WHAT THIS TASK INVOLVES >>
Go through the listing and copy each line with the string "empowered".
========
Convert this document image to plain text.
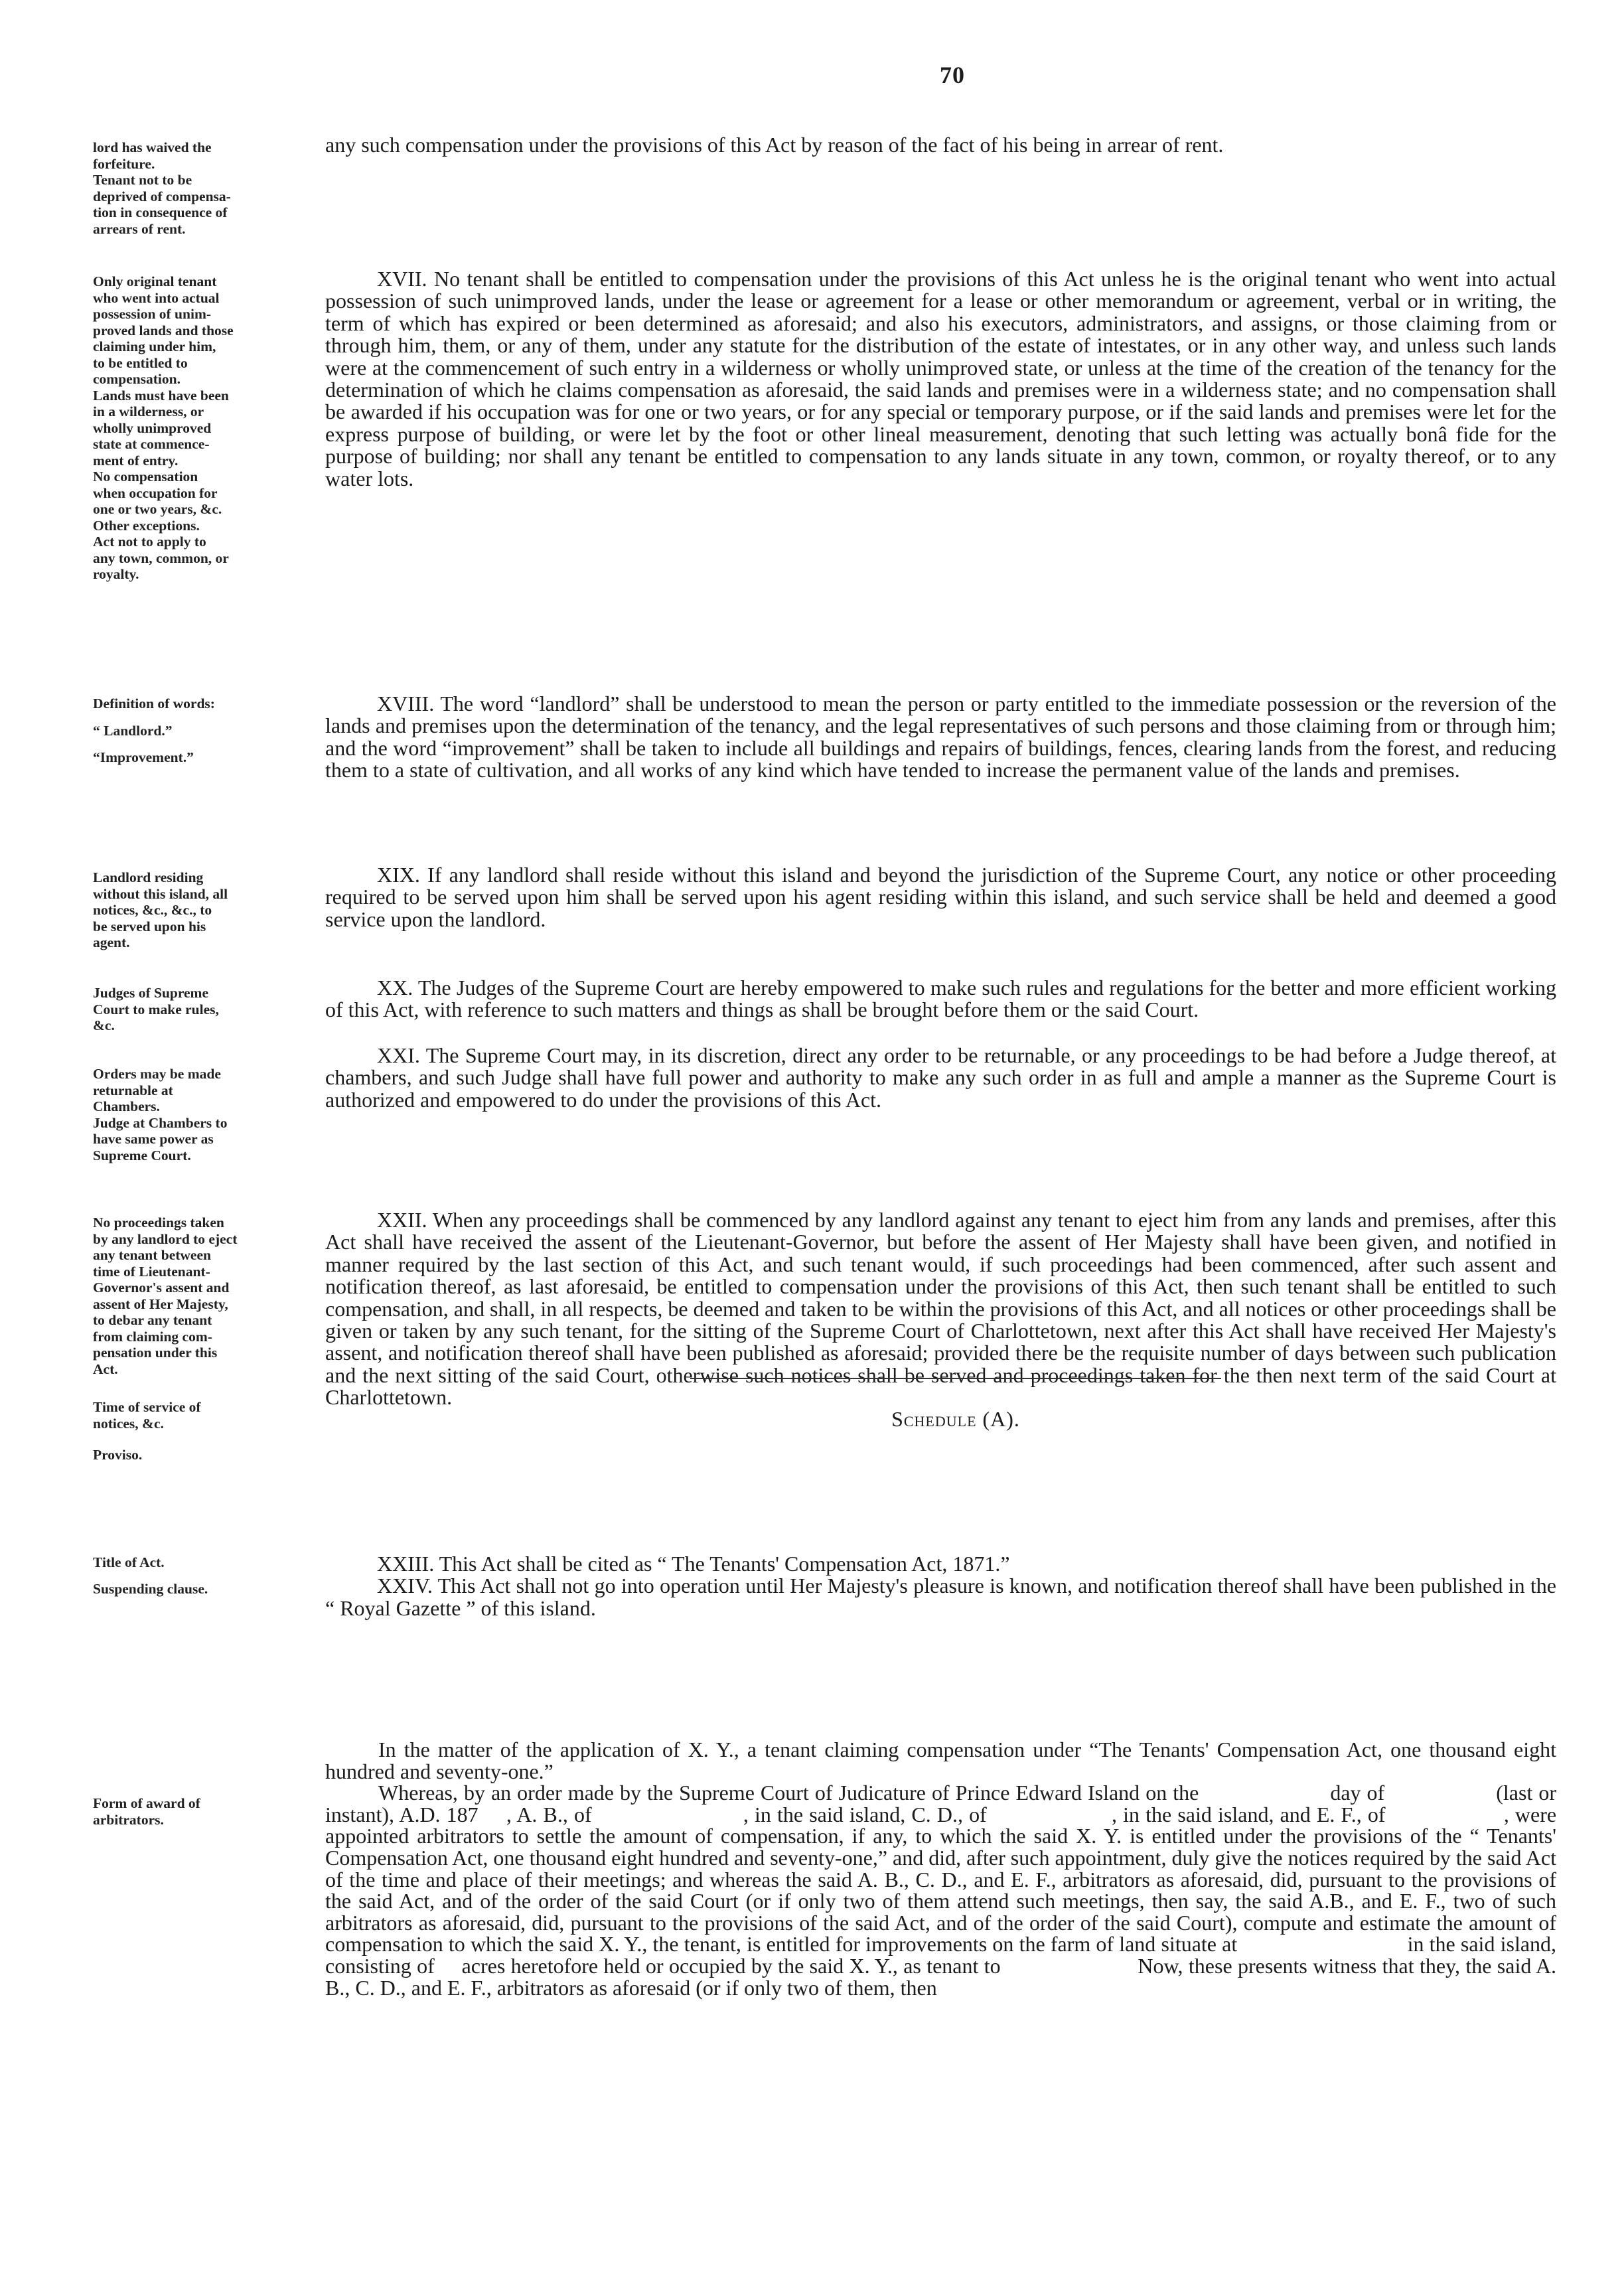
70
lord has waived the
forfeiture.
Tenant not to be
deprived of compensa-
tion in consequence of
arrears of rent.
Only original tenant
who went into actual
possession of unim-
proved lands and those
claiming under him,
to be entitled to
compensation.
Lands must have been
in a wilderness, or
wholly unimproved
state at commence-
ment of entry.
No compensation
when occupation for
one or two years, &c.
Other exceptions.
Act not to apply to
any town, common, or
royalty.
Definition of words:
“ Landlord.”
“Improvement.”
Landlord residing
without this island, all
notices, &c., &c., to
be served upon his
agent.
Judges of Supreme
Court to make rules,
&c.
Orders may be made
returnable at
Chambers.
Judge at Chambers to
have same power as
Supreme Court.
No proceedings taken
by any landlord to eject
any tenant between
time of Lieutenant-
Governor's assent and
assent of Her Majesty,
to debar any tenant
from claiming com-
pensation under this
Act.
Time of service of
notices, &c.
Proviso.
Title of Act.
Suspending clause.
Form of award of
arbitrators.

any such compensation under the provisions of this Act by reason of the fact of his being in arrear of rent.

XVII. No tenant shall be entitled to compensation under the provisions of this Act unless he is the original tenant who went into actual possession of such unimproved lands, under the lease or agreement for a lease or other memorandum or agreement, verbal or in writing, the term of which has expired or been determined as aforesaid; and also his executors, administrators, and assigns, or those claiming from or through him, them, or any of them, under any statute for the distribution of the estate of intestates, or in any other way, and unless such lands were at the commencement of such entry in a wilderness or wholly unimproved state, or unless at the time of the creation of the tenancy for the determination of which he claims compensation as aforesaid, the said lands and premises were in a wilderness state; and no compensation shall be awarded if his occupation was for one or two years, or for any special or temporary purpose, or if the said lands and premises were let for the express purpose of building, or were let by the foot or other lineal measurement, denoting that such letting was actually bonâ fide for the purpose of building; nor shall any tenant be entitled to compensation to any lands situate in any town, common, or royalty thereof, or to any water lots.

XVIII. The word “landlord” shall be understood to mean the person or party entitled to the immediate possession or the reversion of the lands and premises upon the determination of the tenancy, and the legal representatives of such persons and those claiming from or through him; and the word “improvement” shall be taken to include all buildings and repairs of buildings, fences, clearing lands from the forest, and reducing them to a state of cultivation, and all works of any kind which have tended to increase the permanent value of the lands and premises.

XIX. If any landlord shall reside without this island and beyond the jurisdiction of the Supreme Court, any notice or other proceeding required to be served upon him shall be served upon his agent residing within this island, and such service shall be held and deemed a good service upon the landlord.

XX. The Judges of the Supreme Court are hereby empowered to make such rules and regulations for the better and more efficient working of this Act, with reference to such matters and things as shall be brought before them or the said Court.

XXI. The Supreme Court may, in its discretion, direct any order to be returnable, or any proceedings to be had before a Judge thereof, at chambers, and such Judge shall have full power and authority to make any such order in as full and ample a manner as the Supreme Court is authorized and empowered to do under the provisions of this Act.

XXII. When any proceedings shall be commenced by any landlord against any tenant to eject him from any lands and premises, after this Act shall have received the assent of the Lieutenant-Governor, but before the assent of Her Majesty shall have been given, and notified in manner required by the last section of this Act, and such tenant would, if such proceedings had been commenced, after such assent and notification thereof, as last aforesaid, be entitled to compensation under the provisions of this Act, then such tenant shall be entitled to such compensation, and shall, in all respects, be deemed and taken to be within the provisions of this Act, and all notices or other proceedings shall be given or taken by any such tenant, for the sitting of the Supreme Court of Charlottetown, next after this Act shall have received Her Majesty's assent, and notification thereof shall have been published as aforesaid; provided there be the requisite number of days between such publication and the next sitting of the said Court, otherwise such notices shall be served and proceedings taken for the then next term of the said Court at Charlottetown.

XXIII. This Act shall be cited as “ The Tenants' Compensation Act, 1871.”

XXIV. This Act shall not go into operation until Her Majesty's pleasure is known, and notification thereof shall have been published in the “ Royal Gazette ” of this island.

Schedule (A).

In the matter of the application of X. Y., a tenant claiming compensation under “The Tenants' Compensation Act, one thousand eight hundred and seventy-one.”

Whereas, by an order made by the Supreme Court of Judicature of Prince Edward Island on the	day of	(last or instant), A.D. 187 , A. B., of	, in the said island, C. D., of	, in the said island, and E. F., of	, were appointed arbitrators to settle the amount of compensation, if any, to which the said X. Y. is entitled under the provisions of the “ Tenants' Compensation Act, one thousand eight hundred and seventy-one,” and did, after such appointment, duly give the notices required by the said Act of the time and place of their meetings; and whereas the said A. B., C. D., and E. F., arbitrators as aforesaid, did, pursuant to the provisions of the said Act, and of the order of the said Court (or if only two of them attend such meetings, then say, the said A.B., and E. F., two of such arbitrators as aforesaid, did, pursuant to the provisions of the said Act, and of the order of the said Court), compute and estimate the amount of compensation to which the said X. Y., the tenant, is entitled for improvements on the farm of land situate at	in the said island, consisting of acres heretofore held or occupied by the said X. Y., as tenant to	Now, these presents witness that they, the said A. B., C. D., and E. F., arbitrators as aforesaid (or if only two of them, then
========
TASK ANSWER >>
XX. The Judges of the Supreme Court are hereby empowered to make such rules and regulations for the better and more efficient working of this Act, with reference to such matters and things as shall be brought before them or the said Court.
XXI. The Supreme Court may, in its discretion, direct any order to be returnable, or any proceedings to be had before a Judge thereof, at chambers, and such Judge shall have full power and authority to make any such order in as full and ample a manner as the Supreme Court is authorized and empowered to do under the provisions of this Act.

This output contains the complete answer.